# EXERCISE OBJECTIVE
Copy every line of the records below word for word, leaving out the pictures.

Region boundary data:
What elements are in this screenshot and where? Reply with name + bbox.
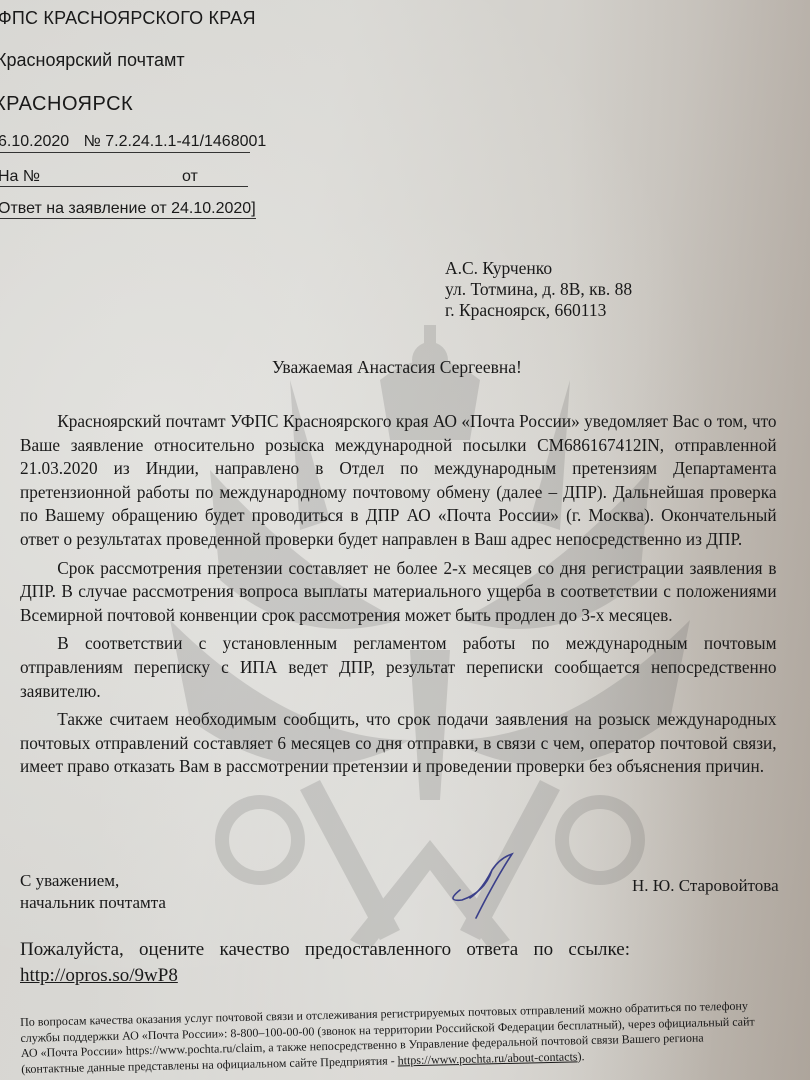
reply-subject: Ответ на заявление от 24.10.2020] [0,200,256,219]
greeting: Уважаемая Анастасия Сергеевна! [272,357,522,378]
letter-body: Красноярский почтамт УФПС Красноярского … [20,410,777,784]
reference-line: На № от [0,168,248,187]
body-paragraph: Красноярский почтамт УФПС Красноярского … [20,410,777,552]
body-paragraph: Срок рассмотрения претензии составляет н… [20,557,777,628]
letter-page: ФПС КРАСНОЯРСКОГО КРАЯ Красноярский почт… [0,0,810,1080]
org-name: ФПС КРАСНОЯРСКОГО КРАЯ [0,8,256,29]
signature-icon [440,840,540,920]
claim-link[interactable]: https://www.pochta.ru/claim [126,1041,263,1058]
body-paragraph: Также считаем необходимым сообщить, что … [20,708,777,779]
reference-label: На № [0,168,40,185]
addressee-street: ул. Тотмина, д. 8В, кв. 88 [445,279,632,300]
footer-note: По вопросам качества оказания услуг почт… [20,998,756,1077]
registration-number: 7.2.24.1.1-41/1468001 [105,133,266,150]
closing-title: начальник почтамта [20,892,166,914]
signer-name: Н. Ю. Старовойтова [632,876,779,896]
survey-link[interactable]: http://opros.so/9wP8 [20,965,178,986]
contacts-link[interactable]: https://www.pochta.ru/about-contacts [398,1049,578,1067]
survey-prompt: Пожалуйста, оцените качество предоставле… [20,937,630,963]
city-name: КРАСНОЯРСК [0,93,133,116]
registration-date: 6.10.2020 [0,133,69,150]
reference-from-label: от [182,168,198,186]
registration-number-label: № [84,133,101,150]
closing-block: С уважением, начальник почтамта [20,870,166,914]
addressee-city: г. Красноярск, 660113 [445,300,632,321]
registration-line: 6.10.2020 № 7.2.24.1.1-41/1468001 [0,133,250,153]
closing-regards: С уважением, [20,870,166,892]
survey-block: Пожалуйста, оцените качество предоставле… [20,937,800,989]
addressee-block: А.С. Курченко ул. Тотмина, д. 8В, кв. 88… [445,258,632,321]
office-name: Красноярский почтамт [0,50,185,71]
addressee-name: А.С. Курченко [445,258,632,279]
body-paragraph: В соответствии с установленным регламент… [20,632,777,703]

# FINISHED EXERCISE
What elements are in this screenshot and where? Reply with name + bbox.
reply-subject: Ответ на заявление от 24.10.2020] [0,200,256,219]
greeting: Уважаемая Анастасия Сергеевна! [272,357,522,378]
letter-body: Красноярский почтамт УФПС Красноярского … [20,410,777,784]
reference-line: На № от [0,168,248,187]
body-paragraph: Красноярский почтамт УФПС Красноярского … [20,410,777,552]
body-paragraph: Срок рассмотрения претензии составляет н… [20,557,777,628]
letter-page: ФПС КРАСНОЯРСКОГО КРАЯ Красноярский почт… [0,0,810,1080]
org-name: ФПС КРАСНОЯРСКОГО КРАЯ [0,8,256,29]
signature-icon [440,840,540,920]
claim-link[interactable]: https://www.pochta.ru/claim [126,1041,263,1058]
body-paragraph: Также считаем необходимым сообщить, что … [20,708,777,779]
reference-label: На № [0,168,40,185]
addressee-street: ул. Тотмина, д. 8В, кв. 88 [445,279,632,300]
footer-note: По вопросам качества оказания услуг почт… [20,998,756,1077]
registration-number: 7.2.24.1.1-41/1468001 [105,133,266,150]
closing-title: начальник почтамта [20,892,166,914]
signer-name: Н. Ю. Старовойтова [632,876,779,896]
survey-link[interactable]: http://opros.so/9wP8 [20,965,178,986]
contacts-link[interactable]: https://www.pochta.ru/about-contacts [398,1049,578,1067]
survey-prompt: Пожалуйста, оцените качество предоставле… [20,937,630,963]
city-name: КРАСНОЯРСК [0,93,133,116]
registration-date: 6.10.2020 [0,133,69,150]
reference-from-label: от [182,168,198,186]
registration-number-label: № [84,133,101,150]
closing-block: С уважением, начальник почтамта [20,870,166,914]
addressee-city: г. Красноярск, 660113 [445,300,632,321]
registration-line: 6.10.2020 № 7.2.24.1.1-41/1468001 [0,133,250,153]
closing-regards: С уважением, [20,870,166,892]
survey-block: Пожалуйста, оцените качество предоставле… [20,937,800,989]
addressee-block: А.С. Курченко ул. Тотмина, д. 8В, кв. 88… [445,258,632,321]
office-name: Красноярский почтамт [0,50,185,71]
addressee-name: А.С. Курченко [445,258,632,279]
body-paragraph: В соответствии с установленным регламент… [20,632,777,703]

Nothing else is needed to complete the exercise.